▶ **Aim of the exercise**: Only a number is expected: how many lines in the data below contain the word "этому".

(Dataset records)
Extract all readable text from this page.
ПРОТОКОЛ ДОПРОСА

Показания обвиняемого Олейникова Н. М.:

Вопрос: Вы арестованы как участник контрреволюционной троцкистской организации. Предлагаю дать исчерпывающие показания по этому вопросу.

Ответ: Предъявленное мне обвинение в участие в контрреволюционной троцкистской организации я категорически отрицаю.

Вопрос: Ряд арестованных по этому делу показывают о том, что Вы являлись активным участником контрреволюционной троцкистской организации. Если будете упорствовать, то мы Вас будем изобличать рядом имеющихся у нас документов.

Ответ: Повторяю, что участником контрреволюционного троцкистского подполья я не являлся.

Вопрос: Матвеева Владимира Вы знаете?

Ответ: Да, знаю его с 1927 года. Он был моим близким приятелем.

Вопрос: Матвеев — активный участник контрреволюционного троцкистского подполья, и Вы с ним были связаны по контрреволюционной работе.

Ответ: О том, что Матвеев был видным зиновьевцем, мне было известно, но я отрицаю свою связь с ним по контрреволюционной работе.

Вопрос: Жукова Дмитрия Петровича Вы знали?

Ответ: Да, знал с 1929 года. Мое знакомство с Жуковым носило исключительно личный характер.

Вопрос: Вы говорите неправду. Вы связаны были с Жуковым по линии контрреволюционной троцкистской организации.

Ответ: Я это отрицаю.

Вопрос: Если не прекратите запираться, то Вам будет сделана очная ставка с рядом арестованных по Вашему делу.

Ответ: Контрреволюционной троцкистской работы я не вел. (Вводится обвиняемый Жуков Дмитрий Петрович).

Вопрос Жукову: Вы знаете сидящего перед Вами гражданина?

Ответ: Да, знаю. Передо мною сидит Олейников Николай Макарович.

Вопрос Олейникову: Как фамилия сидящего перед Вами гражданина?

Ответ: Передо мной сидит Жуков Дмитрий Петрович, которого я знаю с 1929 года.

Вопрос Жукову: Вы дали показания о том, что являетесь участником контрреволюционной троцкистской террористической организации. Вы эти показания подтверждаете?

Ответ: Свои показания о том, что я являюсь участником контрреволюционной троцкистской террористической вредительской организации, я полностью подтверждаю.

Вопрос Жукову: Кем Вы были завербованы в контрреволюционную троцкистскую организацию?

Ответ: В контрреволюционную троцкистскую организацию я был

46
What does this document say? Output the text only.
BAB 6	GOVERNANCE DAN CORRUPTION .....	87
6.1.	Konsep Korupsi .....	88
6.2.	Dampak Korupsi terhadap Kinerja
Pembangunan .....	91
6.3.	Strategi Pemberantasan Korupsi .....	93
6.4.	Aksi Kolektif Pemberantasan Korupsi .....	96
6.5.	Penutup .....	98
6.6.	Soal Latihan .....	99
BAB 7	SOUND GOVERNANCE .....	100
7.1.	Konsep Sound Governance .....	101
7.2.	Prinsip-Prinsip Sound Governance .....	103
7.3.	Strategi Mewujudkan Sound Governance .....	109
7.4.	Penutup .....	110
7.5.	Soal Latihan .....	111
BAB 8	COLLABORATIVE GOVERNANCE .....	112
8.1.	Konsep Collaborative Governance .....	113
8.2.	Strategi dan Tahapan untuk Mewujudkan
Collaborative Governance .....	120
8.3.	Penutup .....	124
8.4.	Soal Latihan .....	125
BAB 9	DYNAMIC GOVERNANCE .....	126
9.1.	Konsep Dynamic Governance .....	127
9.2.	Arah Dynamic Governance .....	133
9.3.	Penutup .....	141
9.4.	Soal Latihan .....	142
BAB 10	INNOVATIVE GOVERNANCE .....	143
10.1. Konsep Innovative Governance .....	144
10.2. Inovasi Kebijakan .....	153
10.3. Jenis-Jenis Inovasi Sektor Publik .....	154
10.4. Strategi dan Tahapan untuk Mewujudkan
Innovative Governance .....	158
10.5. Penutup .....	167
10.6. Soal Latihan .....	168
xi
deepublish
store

▶ **Written response**: 2